Exercise prompt ▸ Reply with one number only, the count of lines holding the string "color".

Supplied information ▸
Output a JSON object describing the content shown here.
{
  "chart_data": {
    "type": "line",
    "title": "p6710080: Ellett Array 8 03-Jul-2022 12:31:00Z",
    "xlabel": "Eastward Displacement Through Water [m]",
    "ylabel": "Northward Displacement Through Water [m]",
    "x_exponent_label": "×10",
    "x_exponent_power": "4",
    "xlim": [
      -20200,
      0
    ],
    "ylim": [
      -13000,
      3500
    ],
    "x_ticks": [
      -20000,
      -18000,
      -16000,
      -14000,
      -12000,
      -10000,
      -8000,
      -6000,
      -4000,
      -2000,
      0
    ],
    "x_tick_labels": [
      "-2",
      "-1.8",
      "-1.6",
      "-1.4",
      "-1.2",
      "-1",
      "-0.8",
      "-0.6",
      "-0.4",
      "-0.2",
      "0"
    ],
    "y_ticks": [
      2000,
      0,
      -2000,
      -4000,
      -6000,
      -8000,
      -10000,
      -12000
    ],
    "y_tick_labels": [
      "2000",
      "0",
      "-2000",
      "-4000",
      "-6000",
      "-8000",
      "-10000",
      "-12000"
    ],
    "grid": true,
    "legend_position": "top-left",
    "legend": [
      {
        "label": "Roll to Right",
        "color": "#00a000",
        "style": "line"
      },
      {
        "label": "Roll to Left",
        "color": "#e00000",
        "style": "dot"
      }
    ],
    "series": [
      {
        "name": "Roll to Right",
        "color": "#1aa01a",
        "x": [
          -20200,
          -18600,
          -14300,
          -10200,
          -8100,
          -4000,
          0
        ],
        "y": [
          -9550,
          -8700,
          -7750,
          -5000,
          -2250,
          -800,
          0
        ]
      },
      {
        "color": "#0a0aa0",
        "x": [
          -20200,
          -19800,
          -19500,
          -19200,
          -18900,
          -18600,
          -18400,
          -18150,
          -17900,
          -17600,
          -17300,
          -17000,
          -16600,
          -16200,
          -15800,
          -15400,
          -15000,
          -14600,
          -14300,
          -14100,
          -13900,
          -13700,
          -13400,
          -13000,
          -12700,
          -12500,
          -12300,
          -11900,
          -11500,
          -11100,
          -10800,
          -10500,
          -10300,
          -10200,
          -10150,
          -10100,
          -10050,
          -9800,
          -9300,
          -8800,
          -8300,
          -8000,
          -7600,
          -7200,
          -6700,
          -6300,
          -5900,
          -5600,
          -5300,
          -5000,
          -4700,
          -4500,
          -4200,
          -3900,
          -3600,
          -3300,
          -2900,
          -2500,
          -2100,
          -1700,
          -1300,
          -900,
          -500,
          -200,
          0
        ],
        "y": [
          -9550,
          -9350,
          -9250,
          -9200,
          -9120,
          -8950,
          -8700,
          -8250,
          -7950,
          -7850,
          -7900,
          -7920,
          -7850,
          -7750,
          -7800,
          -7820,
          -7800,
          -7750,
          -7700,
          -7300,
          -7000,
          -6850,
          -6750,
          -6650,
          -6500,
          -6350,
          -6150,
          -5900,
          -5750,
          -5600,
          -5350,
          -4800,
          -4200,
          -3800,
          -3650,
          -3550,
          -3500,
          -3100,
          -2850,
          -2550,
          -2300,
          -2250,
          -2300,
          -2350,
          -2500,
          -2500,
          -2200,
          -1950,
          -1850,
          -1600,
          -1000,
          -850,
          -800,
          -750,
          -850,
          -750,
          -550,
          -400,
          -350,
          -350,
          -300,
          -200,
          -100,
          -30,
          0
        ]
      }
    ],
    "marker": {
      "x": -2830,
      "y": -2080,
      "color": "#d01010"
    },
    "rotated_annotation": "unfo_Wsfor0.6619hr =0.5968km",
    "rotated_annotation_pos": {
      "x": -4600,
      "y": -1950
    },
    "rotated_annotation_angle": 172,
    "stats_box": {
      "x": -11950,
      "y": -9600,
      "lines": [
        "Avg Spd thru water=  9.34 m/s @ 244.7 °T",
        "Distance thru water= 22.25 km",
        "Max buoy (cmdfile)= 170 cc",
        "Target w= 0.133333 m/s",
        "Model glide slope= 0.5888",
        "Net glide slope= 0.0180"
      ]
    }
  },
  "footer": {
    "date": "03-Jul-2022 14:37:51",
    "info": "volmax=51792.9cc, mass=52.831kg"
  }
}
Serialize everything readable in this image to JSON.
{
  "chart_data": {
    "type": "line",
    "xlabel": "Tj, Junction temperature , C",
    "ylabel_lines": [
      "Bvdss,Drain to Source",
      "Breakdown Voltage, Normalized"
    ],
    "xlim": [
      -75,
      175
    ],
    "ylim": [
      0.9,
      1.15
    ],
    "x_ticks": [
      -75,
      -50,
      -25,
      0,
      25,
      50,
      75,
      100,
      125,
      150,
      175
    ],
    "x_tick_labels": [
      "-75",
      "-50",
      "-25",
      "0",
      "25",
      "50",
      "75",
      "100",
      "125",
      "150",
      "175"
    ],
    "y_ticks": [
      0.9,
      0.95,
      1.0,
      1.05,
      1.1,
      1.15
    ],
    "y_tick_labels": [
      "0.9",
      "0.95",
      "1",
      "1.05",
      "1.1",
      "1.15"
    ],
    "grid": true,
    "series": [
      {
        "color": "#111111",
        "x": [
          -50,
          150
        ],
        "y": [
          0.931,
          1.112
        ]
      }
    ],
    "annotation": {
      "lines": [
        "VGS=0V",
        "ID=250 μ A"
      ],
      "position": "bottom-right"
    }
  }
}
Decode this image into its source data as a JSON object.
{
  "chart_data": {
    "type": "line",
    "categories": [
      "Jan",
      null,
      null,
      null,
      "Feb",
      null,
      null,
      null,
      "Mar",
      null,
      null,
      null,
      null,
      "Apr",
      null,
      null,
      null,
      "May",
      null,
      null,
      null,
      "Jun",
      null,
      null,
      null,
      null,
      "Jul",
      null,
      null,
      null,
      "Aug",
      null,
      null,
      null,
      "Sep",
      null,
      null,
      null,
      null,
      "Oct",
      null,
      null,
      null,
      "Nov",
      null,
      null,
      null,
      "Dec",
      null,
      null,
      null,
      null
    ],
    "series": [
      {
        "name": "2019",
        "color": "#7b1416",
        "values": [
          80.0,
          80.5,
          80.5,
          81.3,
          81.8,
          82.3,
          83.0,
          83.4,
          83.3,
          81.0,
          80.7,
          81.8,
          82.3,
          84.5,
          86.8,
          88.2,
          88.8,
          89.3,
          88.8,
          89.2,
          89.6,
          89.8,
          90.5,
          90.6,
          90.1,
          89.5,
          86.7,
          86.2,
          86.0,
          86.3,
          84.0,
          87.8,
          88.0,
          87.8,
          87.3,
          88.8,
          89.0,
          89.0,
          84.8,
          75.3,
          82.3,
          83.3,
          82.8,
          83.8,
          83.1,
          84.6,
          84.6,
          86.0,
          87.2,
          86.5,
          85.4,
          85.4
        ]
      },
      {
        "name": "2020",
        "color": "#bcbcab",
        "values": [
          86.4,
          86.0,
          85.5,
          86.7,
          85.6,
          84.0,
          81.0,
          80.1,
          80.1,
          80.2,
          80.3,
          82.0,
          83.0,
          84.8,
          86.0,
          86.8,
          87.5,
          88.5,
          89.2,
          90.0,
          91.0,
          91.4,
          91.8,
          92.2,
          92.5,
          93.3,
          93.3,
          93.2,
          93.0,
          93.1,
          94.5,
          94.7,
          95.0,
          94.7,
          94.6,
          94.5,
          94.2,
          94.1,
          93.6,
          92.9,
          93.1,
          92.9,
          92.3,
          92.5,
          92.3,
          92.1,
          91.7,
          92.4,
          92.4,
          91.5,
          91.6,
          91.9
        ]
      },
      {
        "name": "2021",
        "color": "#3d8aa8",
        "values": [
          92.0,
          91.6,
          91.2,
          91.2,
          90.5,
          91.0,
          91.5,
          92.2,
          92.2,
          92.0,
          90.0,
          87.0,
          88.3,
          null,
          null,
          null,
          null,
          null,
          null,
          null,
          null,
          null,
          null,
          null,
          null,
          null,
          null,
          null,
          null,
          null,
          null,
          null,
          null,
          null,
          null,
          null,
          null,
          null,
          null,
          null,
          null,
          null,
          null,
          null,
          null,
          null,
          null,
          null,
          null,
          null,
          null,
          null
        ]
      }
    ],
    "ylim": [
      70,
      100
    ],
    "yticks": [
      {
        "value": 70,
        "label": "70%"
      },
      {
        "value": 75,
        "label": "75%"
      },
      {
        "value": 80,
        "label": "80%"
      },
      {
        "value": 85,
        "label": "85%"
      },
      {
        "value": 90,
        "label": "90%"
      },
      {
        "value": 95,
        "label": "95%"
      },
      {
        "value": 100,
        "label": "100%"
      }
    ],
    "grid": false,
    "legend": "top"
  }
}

Task solution ▸ 9